# Written tasks
[1] In the theater review of Scarlett Fever, which sitcom does the reviewer say the play is a spec script for?
[2] Pick up the Scarlett Fever review after its final sentence and keep writing in the reviewer's voice.

# Passage to read
[start]

There seems to be a fabled gay "Through the Looking Glass" New York City where everyone is white, dresses impeccably, has minorities do their set changes, wakes up in the morning after a drinking binge looking fabulous, has muscled baristas working at their local coffee shop (can they afford a gym membership on that salary?) and dates the siblings of famous people; I have never seen this happen in my New York (and I walk some pretty fancy circles) but it crops up far too often in the theater I attend. Scarlett Fever is my sixth such like production this year, and I hope it will be my last.

Scarlett Fever is not a play, it is a sitcom spec script, and unfortunately it is a spec script for the bygone, albeit Emmy-winning, Will and Grace—which is not to say that it's not funny, it is often hilarious in an old fashioned 1999-2001 sorta way. You know the pre-Facebook era where gay men on TV never actually had sex. I have seen all of these storylines before, and like a laugh track I chuckled and even managed to have a good time. The play is nothing but a trifle, but an enjoyable, whimsy trifle, nonetheless.

First of all, it references all the sitcom tropes. Gracie, is the girl who arrives to New York to live her dream; Joey is her gay best friend, an Elle Magazine employee, in love with the barista at his favorite coffee place (a nod to the Emmy-nominated episode "Coffee and Commitment" from Will and Grace); Natalia is the bitchy, fashionable and gloriously career-less insult queen. These dependable tailor-made characters are then mixed together into a storyline about Gracie's first adventure in New York, dating Scarlett's Johansson's brother.

[end]

# Source excerpt

[start]

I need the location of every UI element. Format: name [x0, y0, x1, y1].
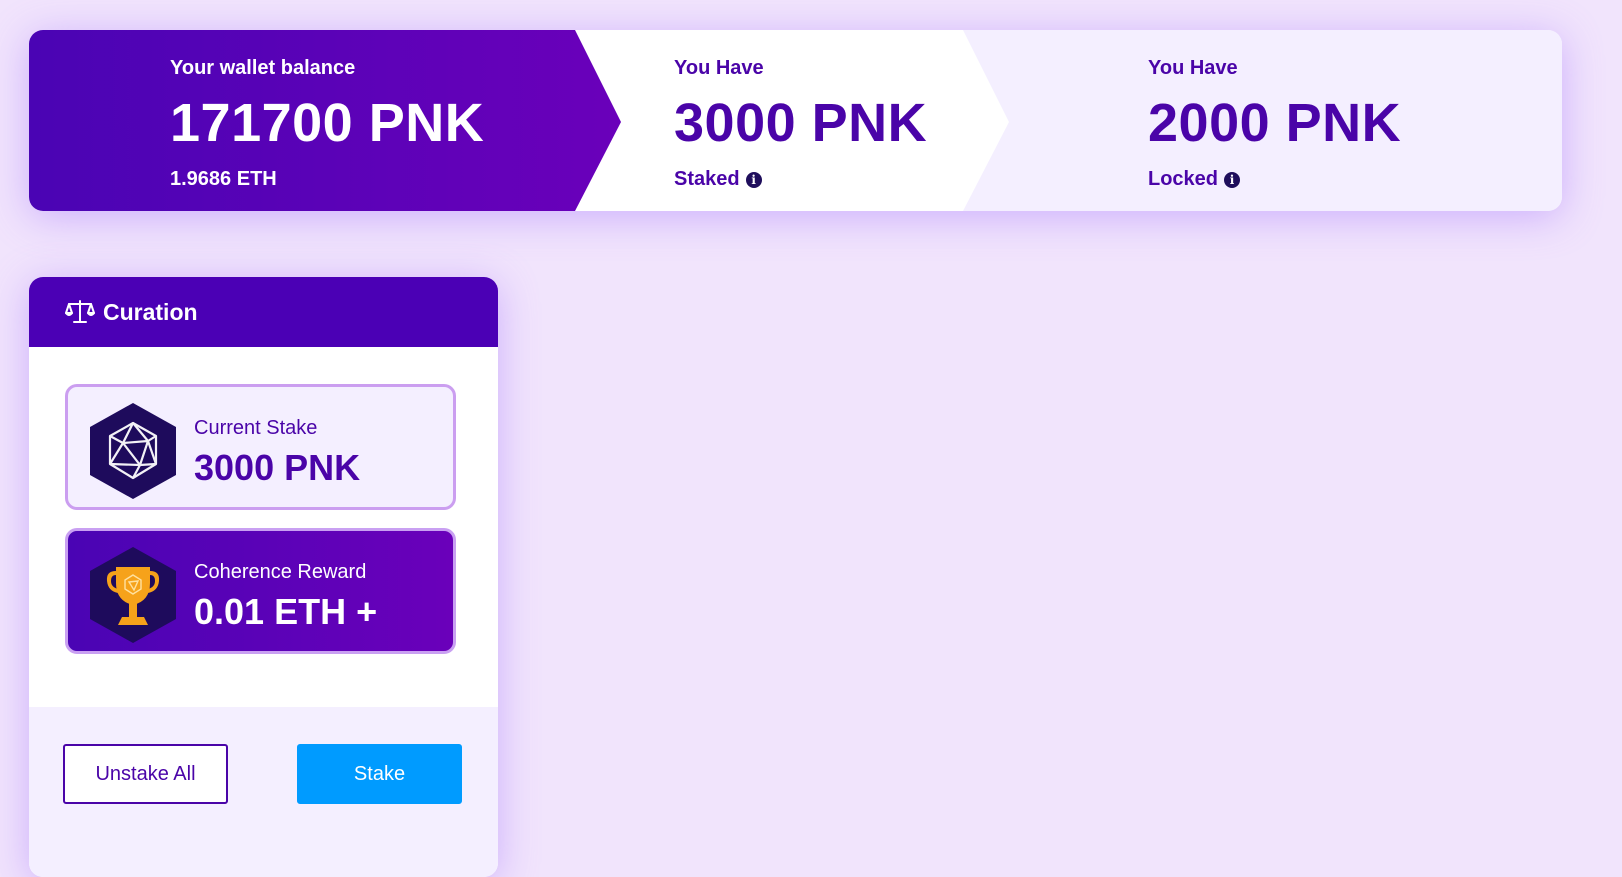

[end]

# Answers for the exercise
[1] Will and Grace.

[2]
I liked this play. It was pleasant. I smiled, laughed on cue, and enjoyed the performances. I think writer Josh Duboff has promise. He missed a few opportunities to do more with this setup, ignoring all the ways in which to use the sitcom formula to dig for deeper meaning. But he manages to create several appealing situations and closes them with just the right line. There are moments when you think he's going to dig below the surface, but then he finds something else in the surface that catches his fancy and all thoughts of depth are quickly forgotten.

This is his first play, and first plays are more often than not imitations of those things we will eventually end up mastering. Duboff has a Bernard Shaw wit, and I cannot wait to see what he writes once he steps away from the familiar.

Thank goodness for director Ashley Rodbro, who directs the play within an inch of its life; if Duboff is writing a 1999 NBC super-sized sitcom episode then Rodbro is directing it like it was the movie Speed. She's taken the right approach. Don't give the audience enough time to think!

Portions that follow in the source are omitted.